**List of tasks:**
• 1. Answer these questions from the Omicron passage:
(a) Where and on what day did Lilley publish his initial analysis?
(b) Which three countries does the passage name as sources of evidence that Omicron causes milder disease?
(c) According to the passage, what has not yet happened to Lilley's analysis?
• 2. List every reason the Omicron passage gives for New South Wales being a fruitful environment for observing the variant's severity.
• 3. Copy out the stretch of the Omicron passage from "New South Wales" through "vaccine booster rate.".

** Opening Source text block **

Lilley, who created a “hazard rate” for admissions using official statistics on hospital stays, told Al Jazeera he was “quite confident” the strain is inherently milder, although it would take more time to know the true hospitalisation rate for the mutation.
“The exact percentage is hard to estimate before we receive more data on the increase in cases that are breakthroughs,” said Lilley, who published his initial analysis on social media on Tuesday. “But it is extremely likely to be less virulent.”
Lilley, whose analysis has not been peer-reviewed, said the data suggested the less severe illness associated with Omicron is not only because it is more likely to reinfect people who have already had COVID-19.
Although a growing body of evidence from South Africa, Denmark and UK shows Omicron results in milder disease, scientists are divided on whether that is due to the variant being inherently milder or because it is more often associated with breakthrough infections.
New South Wales is considered a fruitful environment for observing the severity of the variant due to the low number of previously infected people, the steady number of Delta cases in recent weeks that makes for a stable baseline, and a low vaccine booster rate.

** Closing Source text block **
** Opening Data extract block **

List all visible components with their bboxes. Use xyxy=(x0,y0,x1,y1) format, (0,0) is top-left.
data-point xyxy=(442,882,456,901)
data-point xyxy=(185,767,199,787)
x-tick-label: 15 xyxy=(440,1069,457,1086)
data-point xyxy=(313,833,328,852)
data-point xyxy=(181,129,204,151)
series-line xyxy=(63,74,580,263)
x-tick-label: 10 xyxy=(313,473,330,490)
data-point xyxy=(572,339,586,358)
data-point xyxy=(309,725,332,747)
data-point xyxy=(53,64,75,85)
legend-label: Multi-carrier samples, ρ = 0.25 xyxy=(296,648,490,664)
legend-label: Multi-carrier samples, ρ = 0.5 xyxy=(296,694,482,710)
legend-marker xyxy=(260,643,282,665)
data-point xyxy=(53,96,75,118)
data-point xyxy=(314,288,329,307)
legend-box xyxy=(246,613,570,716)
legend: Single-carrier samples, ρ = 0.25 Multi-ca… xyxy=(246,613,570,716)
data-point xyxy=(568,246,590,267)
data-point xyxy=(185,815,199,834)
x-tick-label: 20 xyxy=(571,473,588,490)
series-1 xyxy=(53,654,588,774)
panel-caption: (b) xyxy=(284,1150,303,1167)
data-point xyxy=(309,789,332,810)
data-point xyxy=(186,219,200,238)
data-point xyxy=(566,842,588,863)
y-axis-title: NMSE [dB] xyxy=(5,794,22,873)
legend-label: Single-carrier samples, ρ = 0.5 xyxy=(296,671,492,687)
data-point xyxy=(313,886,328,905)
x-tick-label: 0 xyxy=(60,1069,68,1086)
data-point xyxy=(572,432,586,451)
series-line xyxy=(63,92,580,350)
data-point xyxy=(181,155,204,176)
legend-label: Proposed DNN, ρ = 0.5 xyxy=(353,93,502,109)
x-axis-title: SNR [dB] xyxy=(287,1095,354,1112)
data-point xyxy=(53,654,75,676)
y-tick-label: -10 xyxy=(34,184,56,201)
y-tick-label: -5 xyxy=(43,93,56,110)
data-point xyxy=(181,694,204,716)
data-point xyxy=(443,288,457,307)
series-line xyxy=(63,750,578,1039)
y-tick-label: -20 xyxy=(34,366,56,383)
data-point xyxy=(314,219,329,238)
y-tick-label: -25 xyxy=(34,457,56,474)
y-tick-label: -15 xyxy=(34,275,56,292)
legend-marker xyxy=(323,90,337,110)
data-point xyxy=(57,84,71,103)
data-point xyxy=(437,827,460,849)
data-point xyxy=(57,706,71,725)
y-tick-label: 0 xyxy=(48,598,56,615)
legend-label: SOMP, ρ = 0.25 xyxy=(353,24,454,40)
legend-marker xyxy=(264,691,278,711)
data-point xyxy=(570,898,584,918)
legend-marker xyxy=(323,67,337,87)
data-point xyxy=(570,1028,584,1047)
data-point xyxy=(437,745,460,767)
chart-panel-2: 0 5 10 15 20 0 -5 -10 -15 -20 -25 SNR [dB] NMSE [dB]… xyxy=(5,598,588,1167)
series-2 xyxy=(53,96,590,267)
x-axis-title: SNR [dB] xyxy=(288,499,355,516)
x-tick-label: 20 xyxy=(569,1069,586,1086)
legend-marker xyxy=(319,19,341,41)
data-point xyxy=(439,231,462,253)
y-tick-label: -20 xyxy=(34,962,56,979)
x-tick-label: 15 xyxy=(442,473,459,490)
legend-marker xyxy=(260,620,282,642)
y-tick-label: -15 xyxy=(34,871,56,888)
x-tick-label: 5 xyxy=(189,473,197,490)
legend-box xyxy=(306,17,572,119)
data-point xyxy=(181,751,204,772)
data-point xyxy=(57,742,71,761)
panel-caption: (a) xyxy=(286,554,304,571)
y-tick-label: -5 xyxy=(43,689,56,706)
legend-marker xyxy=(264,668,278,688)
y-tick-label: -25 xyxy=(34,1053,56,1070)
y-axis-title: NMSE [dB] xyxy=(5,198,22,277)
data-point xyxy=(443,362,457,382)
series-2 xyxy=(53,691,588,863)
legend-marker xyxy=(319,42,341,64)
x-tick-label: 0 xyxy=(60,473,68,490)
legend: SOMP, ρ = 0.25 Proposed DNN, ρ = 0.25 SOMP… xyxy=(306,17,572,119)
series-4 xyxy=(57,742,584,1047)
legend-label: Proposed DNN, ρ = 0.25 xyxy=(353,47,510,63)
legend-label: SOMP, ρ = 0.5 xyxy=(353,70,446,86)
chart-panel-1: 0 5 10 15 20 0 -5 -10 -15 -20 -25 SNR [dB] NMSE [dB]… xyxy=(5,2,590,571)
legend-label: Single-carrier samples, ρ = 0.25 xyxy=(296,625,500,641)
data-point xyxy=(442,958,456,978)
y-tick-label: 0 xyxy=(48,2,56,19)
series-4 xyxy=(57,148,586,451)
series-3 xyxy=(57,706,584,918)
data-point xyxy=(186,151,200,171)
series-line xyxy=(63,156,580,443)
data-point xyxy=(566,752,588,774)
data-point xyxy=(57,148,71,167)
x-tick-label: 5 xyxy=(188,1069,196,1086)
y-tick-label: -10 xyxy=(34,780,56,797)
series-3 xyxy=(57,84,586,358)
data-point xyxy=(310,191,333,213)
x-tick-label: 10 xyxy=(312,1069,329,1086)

** Closing Data extract block **

**Results:**
• 1.
(a) On social media, on Tuesday.
(b) South Africa, Denmark and the UK.
(c) It has not been peer-reviewed.

• 2.
- The low number of previously infected people
- The steady number of Delta cases in recent weeks, which makes for a stable baseline
- A low vaccine booster rate

• 3.
New South Wales is considered a fruitful environment for observing the severity of the variant due to the low number of previously infected people, the steady number of Delta cases in recent weeks that makes for a stable baseline, and a low vaccine booster rate.